#### BLOQUE DE TEXTO

Más adelante, cuando Guizar ya contaba con la idolatría del público de las tres funciones –matinée (siesta, 13:30 horas), familiar (18:00 horas) y noche (20:00 horas)–, irrumpieron en el cine mexicano dos charros de impresionante estampa (dos «machotes»), Jorge Negrete y Pedro Infante, cuyas voces imitaba la muchachada paraguaya que cantaba las canciones de su repertorio, difundidas por todas las emisoras nacionales y por las victrolas y tocadiscos de los incontables dueños de placas de 78 rpm de vinilo que escuchaban y hacían escuchar los éxitos de estos ídolos, desde Allá en el rancho grande, Ay Lupita y Cucurrucucú Paloma hasta el último éxito de Jorge Negrete, México lindo y querido, en cuya letra presentía su muerte:

«México lindo y querido

si muero lejos de ti

que digan que estoy dormido

y que me traigan aquí...»

He visto a hombres y mujeres que, al escuchar esta canción, lagrimeaban en triste homenaje a aquel charro siempre vestido de negro y con dos revólveres en la cintura.

#### ORDEN DE TRABAJO 1
En el texto sobre los charros del cine mexicano, ¿a qué hora empezaba cada una de las tres funciones?
#### ORDEN DE TRABAJO 2
Prosigue el texto sobre los charros del cine mexicano a partir de su última oración.

(Datos de detección de la disposición de documentos)
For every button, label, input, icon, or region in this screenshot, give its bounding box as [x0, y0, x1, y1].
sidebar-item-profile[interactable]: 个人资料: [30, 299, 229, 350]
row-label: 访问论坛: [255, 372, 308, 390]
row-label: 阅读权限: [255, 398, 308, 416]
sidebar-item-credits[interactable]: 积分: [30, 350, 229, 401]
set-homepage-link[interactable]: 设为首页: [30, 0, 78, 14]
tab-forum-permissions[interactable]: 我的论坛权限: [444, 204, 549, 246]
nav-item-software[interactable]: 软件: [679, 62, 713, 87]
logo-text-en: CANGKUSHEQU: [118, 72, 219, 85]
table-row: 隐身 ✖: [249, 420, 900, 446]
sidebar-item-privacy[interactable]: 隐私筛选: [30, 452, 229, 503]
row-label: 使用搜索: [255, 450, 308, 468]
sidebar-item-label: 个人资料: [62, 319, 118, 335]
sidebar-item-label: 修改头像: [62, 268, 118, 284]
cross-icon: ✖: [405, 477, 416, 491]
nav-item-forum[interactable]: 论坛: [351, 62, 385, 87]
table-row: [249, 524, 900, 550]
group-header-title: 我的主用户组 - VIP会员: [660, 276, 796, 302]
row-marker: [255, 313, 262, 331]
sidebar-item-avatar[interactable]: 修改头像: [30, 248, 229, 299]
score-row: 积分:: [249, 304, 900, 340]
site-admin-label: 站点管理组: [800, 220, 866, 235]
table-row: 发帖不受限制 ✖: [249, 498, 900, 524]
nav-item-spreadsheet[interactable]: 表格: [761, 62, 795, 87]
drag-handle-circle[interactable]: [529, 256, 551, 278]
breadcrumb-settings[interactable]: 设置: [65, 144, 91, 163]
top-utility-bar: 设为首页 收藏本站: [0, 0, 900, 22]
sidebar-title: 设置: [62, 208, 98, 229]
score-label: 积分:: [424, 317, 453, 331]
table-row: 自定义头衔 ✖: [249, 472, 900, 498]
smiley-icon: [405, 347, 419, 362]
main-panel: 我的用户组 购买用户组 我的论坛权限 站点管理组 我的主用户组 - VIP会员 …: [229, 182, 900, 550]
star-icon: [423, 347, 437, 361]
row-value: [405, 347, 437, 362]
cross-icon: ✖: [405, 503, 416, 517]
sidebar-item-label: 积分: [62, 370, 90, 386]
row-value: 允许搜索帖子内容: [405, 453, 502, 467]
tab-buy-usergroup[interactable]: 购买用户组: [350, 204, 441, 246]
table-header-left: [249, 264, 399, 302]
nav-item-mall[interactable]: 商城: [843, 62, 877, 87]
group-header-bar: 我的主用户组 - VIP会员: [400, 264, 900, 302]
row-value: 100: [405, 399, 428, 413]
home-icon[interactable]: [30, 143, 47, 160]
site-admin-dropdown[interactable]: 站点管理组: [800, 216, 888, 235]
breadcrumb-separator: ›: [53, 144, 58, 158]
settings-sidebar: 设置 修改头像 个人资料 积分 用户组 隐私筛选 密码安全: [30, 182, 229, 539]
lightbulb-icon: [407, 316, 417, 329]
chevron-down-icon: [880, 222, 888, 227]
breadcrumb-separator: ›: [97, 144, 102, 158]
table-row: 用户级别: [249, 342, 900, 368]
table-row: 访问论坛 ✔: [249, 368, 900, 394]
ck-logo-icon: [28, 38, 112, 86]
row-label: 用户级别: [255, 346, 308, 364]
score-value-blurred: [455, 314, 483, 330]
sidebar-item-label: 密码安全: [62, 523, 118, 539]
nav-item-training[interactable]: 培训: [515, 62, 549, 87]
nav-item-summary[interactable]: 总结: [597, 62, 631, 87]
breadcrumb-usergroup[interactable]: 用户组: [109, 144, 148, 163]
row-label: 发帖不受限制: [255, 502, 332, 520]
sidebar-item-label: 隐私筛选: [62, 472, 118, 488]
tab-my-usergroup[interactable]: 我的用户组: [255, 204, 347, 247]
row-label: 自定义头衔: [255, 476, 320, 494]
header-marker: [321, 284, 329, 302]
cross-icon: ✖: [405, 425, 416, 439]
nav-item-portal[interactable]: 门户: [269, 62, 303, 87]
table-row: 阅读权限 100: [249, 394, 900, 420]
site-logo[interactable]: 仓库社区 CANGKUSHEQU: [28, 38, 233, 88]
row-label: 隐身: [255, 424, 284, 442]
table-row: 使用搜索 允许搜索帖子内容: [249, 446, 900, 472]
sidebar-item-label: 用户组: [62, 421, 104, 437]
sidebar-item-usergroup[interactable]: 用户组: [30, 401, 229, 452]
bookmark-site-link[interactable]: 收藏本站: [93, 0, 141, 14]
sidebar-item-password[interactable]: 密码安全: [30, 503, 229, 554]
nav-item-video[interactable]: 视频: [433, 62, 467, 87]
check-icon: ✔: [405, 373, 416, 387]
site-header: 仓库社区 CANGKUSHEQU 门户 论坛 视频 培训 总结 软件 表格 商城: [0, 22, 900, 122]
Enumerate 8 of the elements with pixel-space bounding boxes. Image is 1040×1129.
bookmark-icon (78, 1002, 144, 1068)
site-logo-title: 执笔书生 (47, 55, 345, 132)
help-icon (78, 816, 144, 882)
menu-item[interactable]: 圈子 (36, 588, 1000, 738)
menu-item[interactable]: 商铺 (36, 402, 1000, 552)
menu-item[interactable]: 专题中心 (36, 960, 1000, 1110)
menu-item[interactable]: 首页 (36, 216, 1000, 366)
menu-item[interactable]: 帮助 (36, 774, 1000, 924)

#### RESPUESTA 1
La matinée a las 13:30, la familiar a las 18:00 y la de noche a las 20:00.

#### RESPUESTA 2
En Argentina, por esa época, la del gobierno de Juan Domingo Perón, gente del teatro y del cine tuvo con su esposa, María Eva Duarte de Perón, diferencias que obligaron a emigrar a México a algunos, y Libertad Lamarque, las hermanas Legrand y otros engrosaron las filas de las producciones mexicanas. Hugo del Carril se apartó del tango y, políticamente comprometido con el régimen, hizo famosa la marcha Los muchachos peronistas, que se convirtió en un himno de los seguidores del general presidente.

Pese a la intrusión de las divas porteñas nadie pudo derrotar en belleza entre las actrices del cine de México a María Félix, «María Bonita», como se la llamaba porque uno de sus más grandes enamorados, el compositor Agustín Lara, creó para ella el vals María Bonita, nombre que el público utilizó desde entonces al reconocerla y saludarla en los lugares públicos, donde su presencia hacía ponerse de pie a multitudes enteras y sacarse los sombreros a todos los hombres:

«Acuérdate de Acapulco,

de aquellas noches,

María bonita, María del alma…»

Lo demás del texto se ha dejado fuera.